## THE TASK
State only how many lines contain the string "selected".

## DATA FOR THIS TASK

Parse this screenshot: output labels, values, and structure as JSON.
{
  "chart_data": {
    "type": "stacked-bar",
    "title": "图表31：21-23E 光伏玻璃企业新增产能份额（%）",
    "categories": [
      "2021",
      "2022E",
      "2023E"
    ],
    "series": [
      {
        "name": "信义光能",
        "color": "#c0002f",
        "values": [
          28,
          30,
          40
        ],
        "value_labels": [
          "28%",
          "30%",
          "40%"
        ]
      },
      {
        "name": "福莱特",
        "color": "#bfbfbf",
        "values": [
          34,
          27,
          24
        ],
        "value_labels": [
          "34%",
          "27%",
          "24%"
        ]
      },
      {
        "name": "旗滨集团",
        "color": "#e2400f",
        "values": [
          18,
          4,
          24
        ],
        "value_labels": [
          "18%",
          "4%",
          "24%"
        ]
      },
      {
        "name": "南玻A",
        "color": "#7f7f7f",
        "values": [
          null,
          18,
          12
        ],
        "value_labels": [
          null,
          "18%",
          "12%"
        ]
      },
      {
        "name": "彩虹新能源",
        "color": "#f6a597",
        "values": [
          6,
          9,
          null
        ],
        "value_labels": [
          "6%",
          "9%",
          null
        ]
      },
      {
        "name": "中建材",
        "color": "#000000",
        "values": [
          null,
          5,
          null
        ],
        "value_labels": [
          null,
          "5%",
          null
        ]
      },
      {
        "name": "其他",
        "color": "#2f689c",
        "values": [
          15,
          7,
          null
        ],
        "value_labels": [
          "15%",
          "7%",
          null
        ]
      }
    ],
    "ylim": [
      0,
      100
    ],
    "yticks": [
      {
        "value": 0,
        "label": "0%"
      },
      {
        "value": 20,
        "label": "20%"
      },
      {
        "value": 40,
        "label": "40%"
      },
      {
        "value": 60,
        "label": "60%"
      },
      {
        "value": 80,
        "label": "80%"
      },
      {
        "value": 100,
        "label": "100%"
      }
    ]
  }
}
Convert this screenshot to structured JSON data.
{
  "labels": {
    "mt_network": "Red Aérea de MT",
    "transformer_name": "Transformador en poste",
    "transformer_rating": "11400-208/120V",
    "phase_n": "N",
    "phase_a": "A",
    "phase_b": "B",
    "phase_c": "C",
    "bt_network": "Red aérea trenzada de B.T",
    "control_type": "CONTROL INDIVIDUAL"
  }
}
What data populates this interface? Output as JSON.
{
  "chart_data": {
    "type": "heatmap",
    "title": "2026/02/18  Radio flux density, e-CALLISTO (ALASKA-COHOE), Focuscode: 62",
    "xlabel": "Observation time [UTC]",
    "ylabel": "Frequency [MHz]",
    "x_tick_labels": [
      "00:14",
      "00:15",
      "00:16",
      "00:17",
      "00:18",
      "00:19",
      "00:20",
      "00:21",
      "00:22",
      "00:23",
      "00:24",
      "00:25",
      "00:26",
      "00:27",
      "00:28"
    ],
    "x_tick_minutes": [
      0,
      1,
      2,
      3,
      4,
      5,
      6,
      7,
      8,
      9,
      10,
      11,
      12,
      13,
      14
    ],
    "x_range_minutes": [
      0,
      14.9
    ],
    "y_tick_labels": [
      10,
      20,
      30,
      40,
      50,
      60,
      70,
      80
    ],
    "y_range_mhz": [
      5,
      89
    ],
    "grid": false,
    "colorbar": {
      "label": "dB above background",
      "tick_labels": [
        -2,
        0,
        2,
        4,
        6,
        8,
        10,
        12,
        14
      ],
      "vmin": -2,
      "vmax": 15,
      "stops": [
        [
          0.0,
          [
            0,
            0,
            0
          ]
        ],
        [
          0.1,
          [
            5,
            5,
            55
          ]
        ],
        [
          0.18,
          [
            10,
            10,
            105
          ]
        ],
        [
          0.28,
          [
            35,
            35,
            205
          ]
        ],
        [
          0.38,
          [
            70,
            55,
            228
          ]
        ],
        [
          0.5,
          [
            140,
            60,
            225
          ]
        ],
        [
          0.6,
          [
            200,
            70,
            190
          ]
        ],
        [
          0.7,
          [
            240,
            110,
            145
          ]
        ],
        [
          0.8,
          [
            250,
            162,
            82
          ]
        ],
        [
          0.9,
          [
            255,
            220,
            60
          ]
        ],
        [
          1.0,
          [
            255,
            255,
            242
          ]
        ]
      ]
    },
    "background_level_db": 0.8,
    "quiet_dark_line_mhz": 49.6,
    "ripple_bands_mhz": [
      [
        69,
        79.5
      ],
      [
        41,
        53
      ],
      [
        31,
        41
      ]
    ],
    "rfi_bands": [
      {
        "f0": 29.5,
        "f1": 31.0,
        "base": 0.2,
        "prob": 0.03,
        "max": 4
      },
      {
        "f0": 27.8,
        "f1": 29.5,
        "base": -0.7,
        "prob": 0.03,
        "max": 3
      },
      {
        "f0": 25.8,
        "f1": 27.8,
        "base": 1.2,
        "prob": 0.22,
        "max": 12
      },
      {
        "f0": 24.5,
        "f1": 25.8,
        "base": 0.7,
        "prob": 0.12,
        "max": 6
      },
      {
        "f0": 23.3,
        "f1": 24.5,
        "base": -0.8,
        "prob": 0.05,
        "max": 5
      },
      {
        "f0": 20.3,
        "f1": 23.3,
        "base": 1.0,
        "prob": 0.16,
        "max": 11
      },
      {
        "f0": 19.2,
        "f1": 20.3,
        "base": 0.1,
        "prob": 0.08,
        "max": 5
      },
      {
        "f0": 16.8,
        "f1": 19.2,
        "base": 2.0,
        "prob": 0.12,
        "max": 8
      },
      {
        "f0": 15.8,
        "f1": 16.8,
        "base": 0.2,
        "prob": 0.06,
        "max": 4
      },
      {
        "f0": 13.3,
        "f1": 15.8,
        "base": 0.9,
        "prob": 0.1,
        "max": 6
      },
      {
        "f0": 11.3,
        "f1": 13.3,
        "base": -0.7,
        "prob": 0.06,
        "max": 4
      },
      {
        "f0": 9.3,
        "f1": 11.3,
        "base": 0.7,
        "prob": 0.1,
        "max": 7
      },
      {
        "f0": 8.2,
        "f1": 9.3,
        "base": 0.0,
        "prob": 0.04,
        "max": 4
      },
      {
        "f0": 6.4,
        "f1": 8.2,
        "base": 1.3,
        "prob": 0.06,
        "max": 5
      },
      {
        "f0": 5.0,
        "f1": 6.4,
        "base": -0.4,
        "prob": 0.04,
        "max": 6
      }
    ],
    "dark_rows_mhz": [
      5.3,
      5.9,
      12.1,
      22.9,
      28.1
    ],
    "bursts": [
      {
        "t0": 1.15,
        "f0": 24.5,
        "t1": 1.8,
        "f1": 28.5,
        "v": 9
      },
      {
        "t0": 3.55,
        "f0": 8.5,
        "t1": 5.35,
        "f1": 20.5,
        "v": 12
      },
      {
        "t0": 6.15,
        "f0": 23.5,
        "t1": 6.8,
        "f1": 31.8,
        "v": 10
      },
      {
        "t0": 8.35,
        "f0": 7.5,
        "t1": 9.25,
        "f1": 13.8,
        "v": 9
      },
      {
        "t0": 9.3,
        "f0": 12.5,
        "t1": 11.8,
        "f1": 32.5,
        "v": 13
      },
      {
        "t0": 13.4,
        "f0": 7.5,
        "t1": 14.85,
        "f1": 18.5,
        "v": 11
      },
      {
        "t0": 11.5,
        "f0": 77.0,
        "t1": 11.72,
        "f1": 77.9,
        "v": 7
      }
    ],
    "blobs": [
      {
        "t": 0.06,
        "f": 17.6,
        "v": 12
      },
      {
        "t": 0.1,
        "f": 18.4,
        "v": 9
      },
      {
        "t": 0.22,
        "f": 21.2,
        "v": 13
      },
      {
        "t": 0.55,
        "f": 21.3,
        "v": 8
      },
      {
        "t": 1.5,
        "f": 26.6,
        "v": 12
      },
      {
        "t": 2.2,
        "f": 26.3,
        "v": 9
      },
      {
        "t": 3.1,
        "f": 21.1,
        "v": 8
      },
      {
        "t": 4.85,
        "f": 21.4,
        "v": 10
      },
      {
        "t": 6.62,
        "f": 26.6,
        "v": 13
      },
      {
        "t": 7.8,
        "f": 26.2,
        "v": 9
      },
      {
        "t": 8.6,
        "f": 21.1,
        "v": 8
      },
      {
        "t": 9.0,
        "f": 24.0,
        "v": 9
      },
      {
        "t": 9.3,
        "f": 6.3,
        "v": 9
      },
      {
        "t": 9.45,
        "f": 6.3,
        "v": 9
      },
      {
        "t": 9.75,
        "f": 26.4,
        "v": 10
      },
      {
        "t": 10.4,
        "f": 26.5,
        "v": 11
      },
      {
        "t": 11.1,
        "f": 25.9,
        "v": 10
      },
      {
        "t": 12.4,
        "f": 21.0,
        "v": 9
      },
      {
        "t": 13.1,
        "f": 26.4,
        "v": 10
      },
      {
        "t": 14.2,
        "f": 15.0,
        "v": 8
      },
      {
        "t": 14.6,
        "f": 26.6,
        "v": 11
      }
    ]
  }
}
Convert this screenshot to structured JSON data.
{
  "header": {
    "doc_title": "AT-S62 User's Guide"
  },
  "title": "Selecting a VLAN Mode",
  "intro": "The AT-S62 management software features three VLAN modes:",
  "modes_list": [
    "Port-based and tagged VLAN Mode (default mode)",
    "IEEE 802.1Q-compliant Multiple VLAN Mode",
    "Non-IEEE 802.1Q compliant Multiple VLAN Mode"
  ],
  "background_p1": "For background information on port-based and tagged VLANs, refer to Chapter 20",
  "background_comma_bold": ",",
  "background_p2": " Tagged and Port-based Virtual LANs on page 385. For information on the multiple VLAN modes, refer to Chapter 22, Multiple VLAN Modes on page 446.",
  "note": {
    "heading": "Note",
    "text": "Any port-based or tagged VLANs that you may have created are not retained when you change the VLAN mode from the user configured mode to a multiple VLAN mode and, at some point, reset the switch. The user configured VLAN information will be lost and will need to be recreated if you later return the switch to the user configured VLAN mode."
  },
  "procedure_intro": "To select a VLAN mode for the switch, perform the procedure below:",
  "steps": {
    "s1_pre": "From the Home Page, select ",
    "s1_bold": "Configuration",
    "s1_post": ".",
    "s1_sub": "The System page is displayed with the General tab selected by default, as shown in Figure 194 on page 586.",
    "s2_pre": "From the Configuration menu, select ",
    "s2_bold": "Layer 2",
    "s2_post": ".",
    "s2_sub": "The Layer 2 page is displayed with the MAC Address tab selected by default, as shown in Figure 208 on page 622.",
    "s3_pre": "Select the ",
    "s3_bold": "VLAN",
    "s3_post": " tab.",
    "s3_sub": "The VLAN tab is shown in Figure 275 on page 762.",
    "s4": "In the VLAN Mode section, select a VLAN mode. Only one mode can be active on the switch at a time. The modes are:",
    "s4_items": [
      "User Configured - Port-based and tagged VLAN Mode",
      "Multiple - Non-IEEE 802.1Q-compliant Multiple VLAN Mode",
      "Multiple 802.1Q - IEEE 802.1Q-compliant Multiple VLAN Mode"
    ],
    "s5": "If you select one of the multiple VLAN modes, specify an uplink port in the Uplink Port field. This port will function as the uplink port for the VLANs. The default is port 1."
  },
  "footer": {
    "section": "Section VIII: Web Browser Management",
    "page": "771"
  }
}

## FINAL RESULT
2